**Given instruction**
Look for the word "color" in the entries below, then copy every line that has it.

**Given records**
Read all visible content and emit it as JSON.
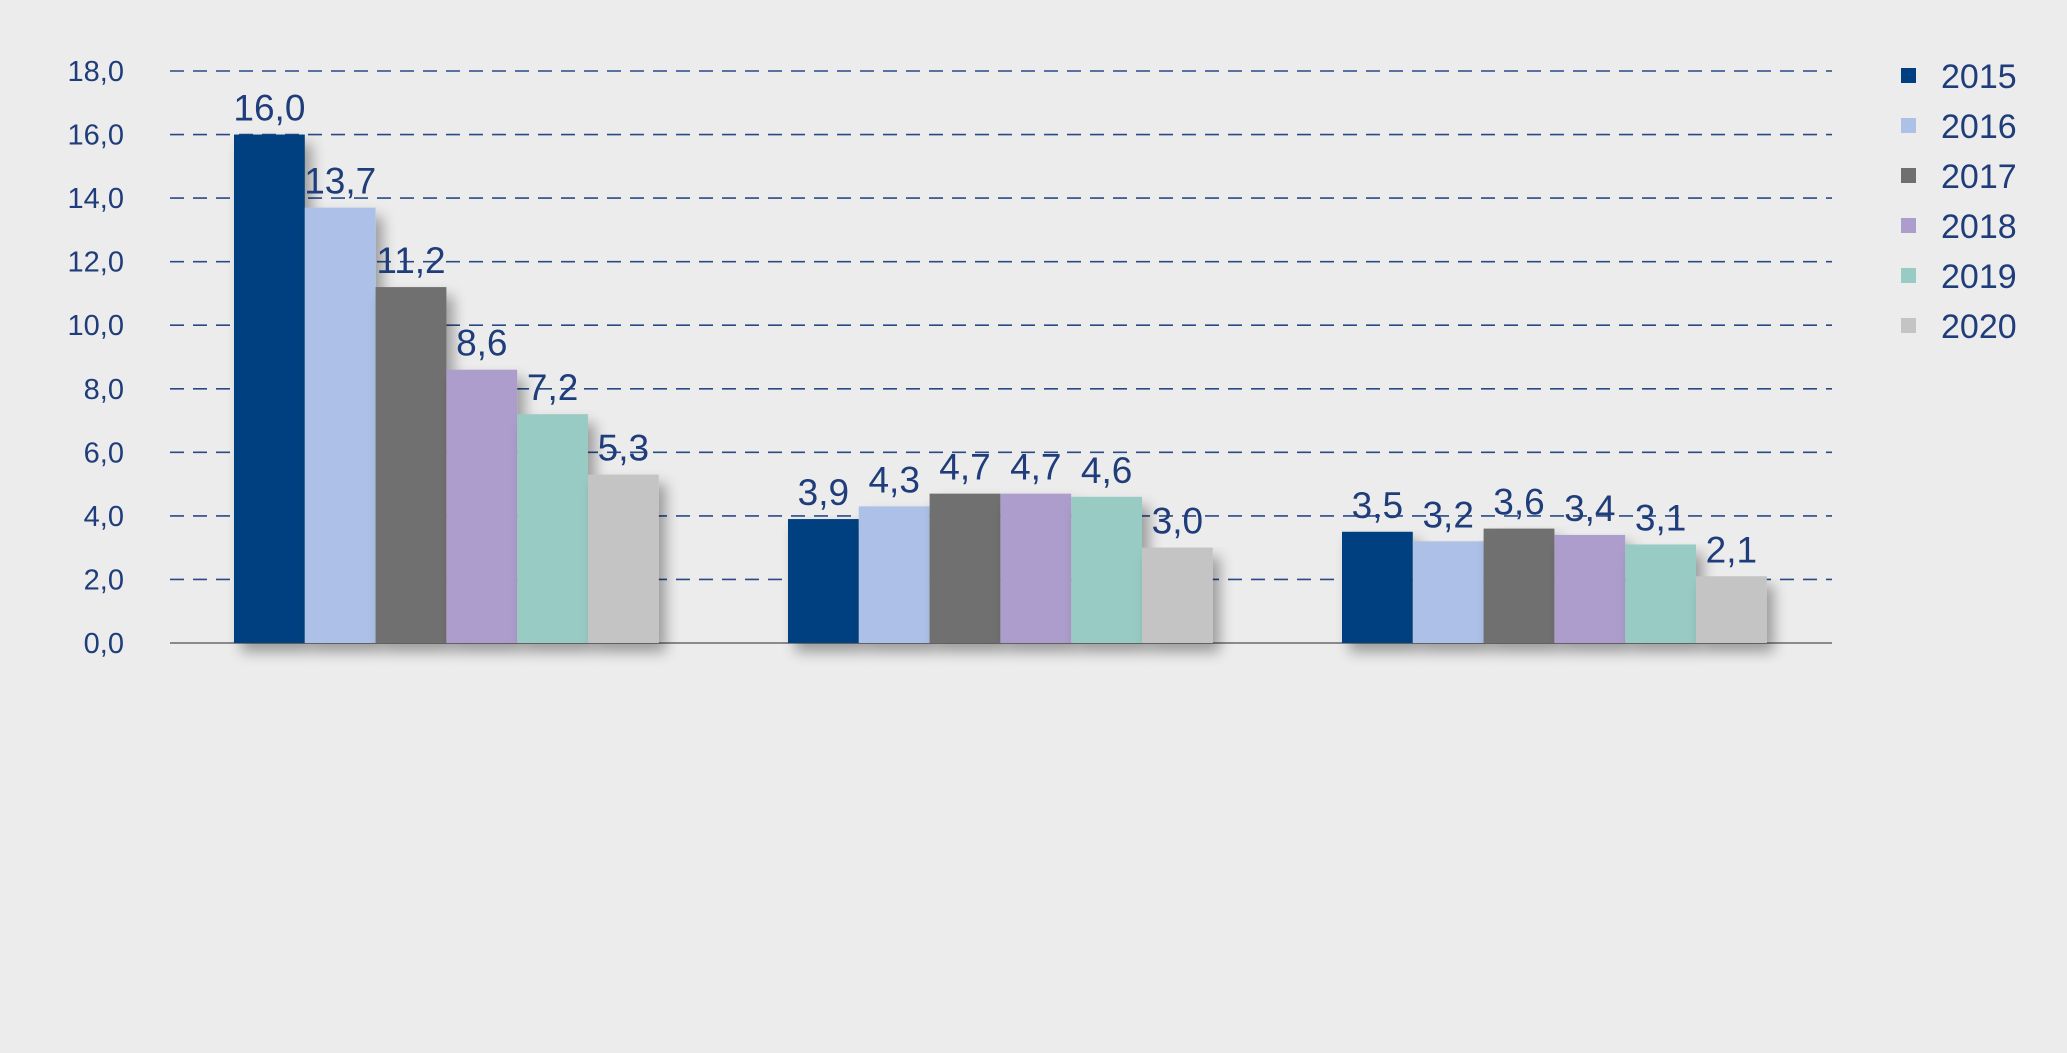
{
  "chart_data": {
    "type": "bar",
    "title": "",
    "xlabel": "",
    "ylabel": "",
    "ylim": [
      0,
      18
    ],
    "yticks": [
      "0,0",
      "2,0",
      "4,0",
      "6,0",
      "8,0",
      "10,0",
      "12,0",
      "14,0",
      "16,0",
      "18,0"
    ],
    "grid": true,
    "legend_position": "top-right",
    "categories": [
      "",
      "",
      ""
    ],
    "series": [
      {
        "name": "2015",
        "color": "#003f80",
        "values": [
          16.0,
          3.9,
          3.5
        ],
        "labels": [
          "16,0",
          "3,9",
          "3,5"
        ]
      },
      {
        "name": "2016",
        "color": "#adc1e8",
        "values": [
          13.7,
          4.3,
          3.2
        ],
        "labels": [
          "13,7",
          "4,3",
          "3,2"
        ]
      },
      {
        "name": "2017",
        "color": "#6f6f6f",
        "values": [
          11.2,
          4.7,
          3.6
        ],
        "labels": [
          "11,2",
          "4,7",
          "3,6"
        ]
      },
      {
        "name": "2018",
        "color": "#ad9dcd",
        "values": [
          8.6,
          4.7,
          3.4
        ],
        "labels": [
          "8,6",
          "4,7",
          "3,4"
        ]
      },
      {
        "name": "2019",
        "color": "#98cbc4",
        "values": [
          7.2,
          4.6,
          3.1
        ],
        "labels": [
          "7,2",
          "4,6",
          "3,1"
        ]
      },
      {
        "name": "2020",
        "color": "#c4c4c4",
        "values": [
          5.3,
          3.0,
          2.1
        ],
        "labels": [
          "5,3",
          "3,0",
          "2,1"
        ]
      }
    ]
  }
}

**Right answer**
        "color": "#003f80",
        "color": "#adc1e8",
        "color": "#6f6f6f",
        "color": "#ad9dcd",
        "color": "#98cbc4",
        "color": "#c4c4c4",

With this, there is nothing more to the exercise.